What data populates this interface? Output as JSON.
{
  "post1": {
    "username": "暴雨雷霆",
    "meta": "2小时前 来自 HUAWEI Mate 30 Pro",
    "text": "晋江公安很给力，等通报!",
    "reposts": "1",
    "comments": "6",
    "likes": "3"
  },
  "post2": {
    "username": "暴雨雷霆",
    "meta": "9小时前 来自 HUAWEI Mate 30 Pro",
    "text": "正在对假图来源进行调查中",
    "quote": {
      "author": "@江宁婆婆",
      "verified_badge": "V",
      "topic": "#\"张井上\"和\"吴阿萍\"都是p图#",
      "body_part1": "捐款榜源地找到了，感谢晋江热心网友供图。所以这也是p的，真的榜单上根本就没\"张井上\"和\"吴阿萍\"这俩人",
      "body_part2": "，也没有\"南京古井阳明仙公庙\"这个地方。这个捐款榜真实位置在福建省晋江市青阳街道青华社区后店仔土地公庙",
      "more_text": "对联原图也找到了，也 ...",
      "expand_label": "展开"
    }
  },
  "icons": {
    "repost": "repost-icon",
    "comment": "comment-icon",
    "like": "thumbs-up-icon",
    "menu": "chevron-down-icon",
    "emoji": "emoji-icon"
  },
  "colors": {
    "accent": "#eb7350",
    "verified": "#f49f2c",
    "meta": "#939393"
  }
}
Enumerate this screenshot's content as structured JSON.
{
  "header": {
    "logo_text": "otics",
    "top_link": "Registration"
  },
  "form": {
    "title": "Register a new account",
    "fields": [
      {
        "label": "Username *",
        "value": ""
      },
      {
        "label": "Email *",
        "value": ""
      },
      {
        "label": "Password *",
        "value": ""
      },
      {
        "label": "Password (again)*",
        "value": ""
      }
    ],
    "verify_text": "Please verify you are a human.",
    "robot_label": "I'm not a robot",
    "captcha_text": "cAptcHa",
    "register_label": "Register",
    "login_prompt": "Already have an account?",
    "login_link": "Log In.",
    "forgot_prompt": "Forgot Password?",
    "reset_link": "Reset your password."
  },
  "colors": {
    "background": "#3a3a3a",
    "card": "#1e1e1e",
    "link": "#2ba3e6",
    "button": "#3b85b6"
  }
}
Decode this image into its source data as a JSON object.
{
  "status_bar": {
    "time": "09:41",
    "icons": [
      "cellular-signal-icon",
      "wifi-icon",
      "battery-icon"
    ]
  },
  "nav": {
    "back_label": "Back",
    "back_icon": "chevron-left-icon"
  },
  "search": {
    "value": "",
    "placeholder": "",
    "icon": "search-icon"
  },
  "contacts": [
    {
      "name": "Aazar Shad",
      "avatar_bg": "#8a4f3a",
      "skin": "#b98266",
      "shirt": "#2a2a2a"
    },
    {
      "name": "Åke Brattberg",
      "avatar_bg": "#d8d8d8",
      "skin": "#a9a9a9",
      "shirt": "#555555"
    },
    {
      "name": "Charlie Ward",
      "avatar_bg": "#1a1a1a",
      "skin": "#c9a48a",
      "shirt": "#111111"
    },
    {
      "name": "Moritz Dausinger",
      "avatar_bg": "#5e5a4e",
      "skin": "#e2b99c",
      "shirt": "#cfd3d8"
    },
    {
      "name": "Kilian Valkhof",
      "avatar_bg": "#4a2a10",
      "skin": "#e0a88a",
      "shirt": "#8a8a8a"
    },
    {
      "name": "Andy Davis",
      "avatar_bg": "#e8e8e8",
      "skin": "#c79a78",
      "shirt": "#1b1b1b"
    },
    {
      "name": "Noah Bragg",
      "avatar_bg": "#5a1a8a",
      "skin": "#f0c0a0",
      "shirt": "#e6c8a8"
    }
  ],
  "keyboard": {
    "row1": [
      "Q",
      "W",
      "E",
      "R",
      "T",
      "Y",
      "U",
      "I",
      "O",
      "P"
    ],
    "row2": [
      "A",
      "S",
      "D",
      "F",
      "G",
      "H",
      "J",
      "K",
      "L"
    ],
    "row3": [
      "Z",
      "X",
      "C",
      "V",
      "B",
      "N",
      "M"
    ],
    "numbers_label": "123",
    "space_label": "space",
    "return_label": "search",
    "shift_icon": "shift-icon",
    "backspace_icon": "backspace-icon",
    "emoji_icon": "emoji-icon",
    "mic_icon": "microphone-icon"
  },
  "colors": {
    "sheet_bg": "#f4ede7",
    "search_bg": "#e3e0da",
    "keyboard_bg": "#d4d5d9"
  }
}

▶ **Request**:
Pick out the lines above that hold the string "Register" and show them.

▶ **Exercise result**:
    "title": "Register a new account",
    "register_label": "Register",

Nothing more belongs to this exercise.